Task :: Make an exact copy of the data below, leaving out every picture.
═════ Material supplied
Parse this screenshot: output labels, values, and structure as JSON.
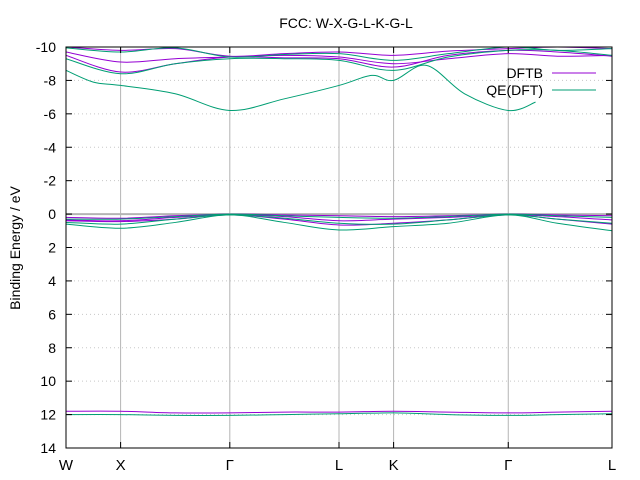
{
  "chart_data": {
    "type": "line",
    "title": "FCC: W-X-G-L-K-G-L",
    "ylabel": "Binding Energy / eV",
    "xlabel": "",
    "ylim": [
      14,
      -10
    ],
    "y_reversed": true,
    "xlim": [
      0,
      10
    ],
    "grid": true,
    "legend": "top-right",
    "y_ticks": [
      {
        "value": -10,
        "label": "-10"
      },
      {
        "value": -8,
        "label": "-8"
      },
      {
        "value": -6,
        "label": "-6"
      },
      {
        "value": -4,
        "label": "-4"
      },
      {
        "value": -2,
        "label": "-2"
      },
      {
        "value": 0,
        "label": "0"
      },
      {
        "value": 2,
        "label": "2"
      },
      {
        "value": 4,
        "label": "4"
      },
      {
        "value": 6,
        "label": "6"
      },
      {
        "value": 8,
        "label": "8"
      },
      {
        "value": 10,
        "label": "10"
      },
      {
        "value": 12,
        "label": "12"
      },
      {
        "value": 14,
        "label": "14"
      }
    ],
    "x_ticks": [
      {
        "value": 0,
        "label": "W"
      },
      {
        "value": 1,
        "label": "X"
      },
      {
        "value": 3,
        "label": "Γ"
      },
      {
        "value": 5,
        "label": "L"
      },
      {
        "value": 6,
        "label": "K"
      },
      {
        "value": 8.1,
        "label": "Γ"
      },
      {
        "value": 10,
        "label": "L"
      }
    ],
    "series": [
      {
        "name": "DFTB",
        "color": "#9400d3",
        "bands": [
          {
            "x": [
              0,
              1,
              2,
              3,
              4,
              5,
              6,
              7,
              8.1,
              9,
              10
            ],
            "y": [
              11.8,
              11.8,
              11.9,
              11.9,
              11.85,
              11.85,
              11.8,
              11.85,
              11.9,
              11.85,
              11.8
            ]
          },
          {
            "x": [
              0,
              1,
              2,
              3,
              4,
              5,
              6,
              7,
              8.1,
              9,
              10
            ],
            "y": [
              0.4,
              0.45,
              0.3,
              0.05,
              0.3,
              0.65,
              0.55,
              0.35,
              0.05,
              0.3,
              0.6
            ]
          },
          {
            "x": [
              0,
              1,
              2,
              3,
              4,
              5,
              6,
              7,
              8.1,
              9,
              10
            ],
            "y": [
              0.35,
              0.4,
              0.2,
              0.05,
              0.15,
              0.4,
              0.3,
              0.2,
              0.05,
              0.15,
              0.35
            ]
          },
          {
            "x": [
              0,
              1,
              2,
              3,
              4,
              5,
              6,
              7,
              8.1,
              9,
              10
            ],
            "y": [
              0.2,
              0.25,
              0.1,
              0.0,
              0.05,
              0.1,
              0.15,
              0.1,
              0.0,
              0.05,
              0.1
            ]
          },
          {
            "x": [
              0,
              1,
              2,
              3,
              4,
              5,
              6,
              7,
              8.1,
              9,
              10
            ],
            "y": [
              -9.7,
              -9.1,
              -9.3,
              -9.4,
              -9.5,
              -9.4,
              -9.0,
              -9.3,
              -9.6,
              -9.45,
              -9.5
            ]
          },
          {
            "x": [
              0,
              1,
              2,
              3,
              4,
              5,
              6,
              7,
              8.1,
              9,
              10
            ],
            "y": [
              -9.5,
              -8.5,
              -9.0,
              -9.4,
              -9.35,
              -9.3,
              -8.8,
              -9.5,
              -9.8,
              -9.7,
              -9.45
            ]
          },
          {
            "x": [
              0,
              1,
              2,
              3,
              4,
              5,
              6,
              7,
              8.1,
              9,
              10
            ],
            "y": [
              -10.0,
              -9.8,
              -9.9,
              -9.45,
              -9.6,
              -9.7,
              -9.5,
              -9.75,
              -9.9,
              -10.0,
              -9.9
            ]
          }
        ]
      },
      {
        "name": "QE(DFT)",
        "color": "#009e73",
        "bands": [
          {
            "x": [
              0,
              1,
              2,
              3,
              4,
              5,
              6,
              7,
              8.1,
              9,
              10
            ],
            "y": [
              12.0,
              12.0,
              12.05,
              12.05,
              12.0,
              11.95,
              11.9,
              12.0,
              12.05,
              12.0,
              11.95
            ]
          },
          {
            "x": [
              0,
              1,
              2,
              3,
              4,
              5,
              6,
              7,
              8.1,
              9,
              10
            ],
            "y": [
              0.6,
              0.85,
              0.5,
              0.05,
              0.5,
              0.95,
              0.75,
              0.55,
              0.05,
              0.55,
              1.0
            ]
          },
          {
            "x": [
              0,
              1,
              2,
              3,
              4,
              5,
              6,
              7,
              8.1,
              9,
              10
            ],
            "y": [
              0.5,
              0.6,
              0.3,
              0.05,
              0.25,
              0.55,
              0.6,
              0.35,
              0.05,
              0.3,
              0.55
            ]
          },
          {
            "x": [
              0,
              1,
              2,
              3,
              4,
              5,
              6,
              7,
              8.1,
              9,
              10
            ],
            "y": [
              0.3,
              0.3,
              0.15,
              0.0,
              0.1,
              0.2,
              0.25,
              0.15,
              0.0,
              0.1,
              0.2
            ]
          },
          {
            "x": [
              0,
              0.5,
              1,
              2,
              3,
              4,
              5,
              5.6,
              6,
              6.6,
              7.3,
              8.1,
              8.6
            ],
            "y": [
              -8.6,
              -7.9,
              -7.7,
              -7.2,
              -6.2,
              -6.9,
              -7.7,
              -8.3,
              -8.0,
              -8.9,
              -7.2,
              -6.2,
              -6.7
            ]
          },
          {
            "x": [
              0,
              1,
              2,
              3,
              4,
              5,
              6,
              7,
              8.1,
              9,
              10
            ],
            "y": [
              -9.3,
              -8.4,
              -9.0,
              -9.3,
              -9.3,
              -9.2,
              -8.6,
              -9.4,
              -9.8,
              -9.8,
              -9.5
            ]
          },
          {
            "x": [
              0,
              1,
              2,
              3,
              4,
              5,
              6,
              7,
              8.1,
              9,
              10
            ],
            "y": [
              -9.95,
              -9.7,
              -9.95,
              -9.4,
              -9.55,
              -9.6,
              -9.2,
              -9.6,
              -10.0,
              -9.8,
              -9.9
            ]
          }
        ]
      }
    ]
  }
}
══════════
In response ::
Parse this screenshot: output labels, values, and structure as JSON.
{
  "chart_data": {
    "type": "line",
    "title": "FCC: W-X-G-L-K-G-L",
    "ylabel": "Binding Energy / eV",
    "xlabel": "",
    "ylim": [
      14,
      -10
    ],
    "y_reversed": true,
    "xlim": [
      0,
      10
    ],
    "grid": true,
    "legend": "top-right",
    "y_ticks": [
      {
        "value": -10,
        "label": "-10"
      },
      {
        "value": -8,
        "label": "-8"
      },
      {
        "value": -6,
        "label": "-6"
      },
      {
        "value": -4,
        "label": "-4"
      },
      {
        "value": -2,
        "label": "-2"
      },
      {
        "value": 0,
        "label": "0"
      },
      {
        "value": 2,
        "label": "2"
      },
      {
        "value": 4,
        "label": "4"
      },
      {
        "value": 6,
        "label": "6"
      },
      {
        "value": 8,
        "label": "8"
      },
      {
        "value": 10,
        "label": "10"
      },
      {
        "value": 12,
        "label": "12"
      },
      {
        "value": 14,
        "label": "14"
      }
    ],
    "x_ticks": [
      {
        "value": 0,
        "label": "W"
      },
      {
        "value": 1,
        "label": "X"
      },
      {
        "value": 3,
        "label": "Γ"
      },
      {
        "value": 5,
        "label": "L"
      },
      {
        "value": 6,
        "label": "K"
      },
      {
        "value": 8.1,
        "label": "Γ"
      },
      {
        "value": 10,
        "label": "L"
      }
    ],
    "series": [
      {
        "name": "DFTB",
        "color": "#9400d3",
        "bands": [
          {
            "x": [
              0,
              1,
              2,
              3,
              4,
              5,
              6,
              7,
              8.1,
              9,
              10
            ],
            "y": [
              11.8,
              11.8,
              11.9,
              11.9,
              11.85,
              11.85,
              11.8,
              11.85,
              11.9,
              11.85,
              11.8
            ]
          },
          {
            "x": [
              0,
              1,
              2,
              3,
              4,
              5,
              6,
              7,
              8.1,
              9,
              10
            ],
            "y": [
              0.4,
              0.45,
              0.3,
              0.05,
              0.3,
              0.65,
              0.55,
              0.35,
              0.05,
              0.3,
              0.6
            ]
          },
          {
            "x": [
              0,
              1,
              2,
              3,
              4,
              5,
              6,
              7,
              8.1,
              9,
              10
            ],
            "y": [
              0.35,
              0.4,
              0.2,
              0.05,
              0.15,
              0.4,
              0.3,
              0.2,
              0.05,
              0.15,
              0.35
            ]
          },
          {
            "x": [
              0,
              1,
              2,
              3,
              4,
              5,
              6,
              7,
              8.1,
              9,
              10
            ],
            "y": [
              0.2,
              0.25,
              0.1,
              0.0,
              0.05,
              0.1,
              0.15,
              0.1,
              0.0,
              0.05,
              0.1
            ]
          },
          {
            "x": [
              0,
              1,
              2,
              3,
              4,
              5,
              6,
              7,
              8.1,
              9,
              10
            ],
            "y": [
              -9.7,
              -9.1,
              -9.3,
              -9.4,
              -9.5,
              -9.4,
              -9.0,
              -9.3,
              -9.6,
              -9.45,
              -9.5
            ]
          },
          {
            "x": [
              0,
              1,
              2,
              3,
              4,
              5,
              6,
              7,
              8.1,
              9,
              10
            ],
            "y": [
              -9.5,
              -8.5,
              -9.0,
              -9.4,
              -9.35,
              -9.3,
              -8.8,
              -9.5,
              -9.8,
              -9.7,
              -9.45
            ]
          },
          {
            "x": [
              0,
              1,
              2,
              3,
              4,
              5,
              6,
              7,
              8.1,
              9,
              10
            ],
            "y": [
              -10.0,
              -9.8,
              -9.9,
              -9.45,
              -9.6,
              -9.7,
              -9.5,
              -9.75,
              -9.9,
              -10.0,
              -9.9
            ]
          }
        ]
      },
      {
        "name": "QE(DFT)",
        "color": "#009e73",
        "bands": [
          {
            "x": [
              0,
              1,
              2,
              3,
              4,
              5,
              6,
              7,
              8.1,
              9,
              10
            ],
            "y": [
              12.0,
              12.0,
              12.05,
              12.05,
              12.0,
              11.95,
              11.9,
              12.0,
              12.05,
              12.0,
              11.95
            ]
          },
          {
            "x": [
              0,
              1,
              2,
              3,
              4,
              5,
              6,
              7,
              8.1,
              9,
              10
            ],
            "y": [
              0.6,
              0.85,
              0.5,
              0.05,
              0.5,
              0.95,
              0.75,
              0.55,
              0.05,
              0.55,
              1.0
            ]
          },
          {
            "x": [
              0,
              1,
              2,
              3,
              4,
              5,
              6,
              7,
              8.1,
              9,
              10
            ],
            "y": [
              0.5,
              0.6,
              0.3,
              0.05,
              0.25,
              0.55,
              0.6,
              0.35,
              0.05,
              0.3,
              0.55
            ]
          },
          {
            "x": [
              0,
              1,
              2,
              3,
              4,
              5,
              6,
              7,
              8.1,
              9,
              10
            ],
            "y": [
              0.3,
              0.3,
              0.15,
              0.0,
              0.1,
              0.2,
              0.25,
              0.15,
              0.0,
              0.1,
              0.2
            ]
          },
          {
            "x": [
              0,
              0.5,
              1,
              2,
              3,
              4,
              5,
              5.6,
              6,
              6.6,
              7.3,
              8.1,
              8.6
            ],
            "y": [
              -8.6,
              -7.9,
              -7.7,
              -7.2,
              -6.2,
              -6.9,
              -7.7,
              -8.3,
              -8.0,
              -8.9,
              -7.2,
              -6.2,
              -6.7
            ]
          },
          {
            "x": [
              0,
              1,
              2,
              3,
              4,
              5,
              6,
              7,
              8.1,
              9,
              10
            ],
            "y": [
              -9.3,
              -8.4,
              -9.0,
              -9.3,
              -9.3,
              -9.2,
              -8.6,
              -9.4,
              -9.8,
              -9.8,
              -9.5
            ]
          },
          {
            "x": [
              0,
              1,
              2,
              3,
              4,
              5,
              6,
              7,
              8.1,
              9,
              10
            ],
            "y": [
              -9.95,
              -9.7,
              -9.95,
              -9.4,
              -9.55,
              -9.6,
              -9.2,
              -9.6,
              -10.0,
              -9.8,
              -9.9
            ]
          }
        ]
      }
    ]
  }
}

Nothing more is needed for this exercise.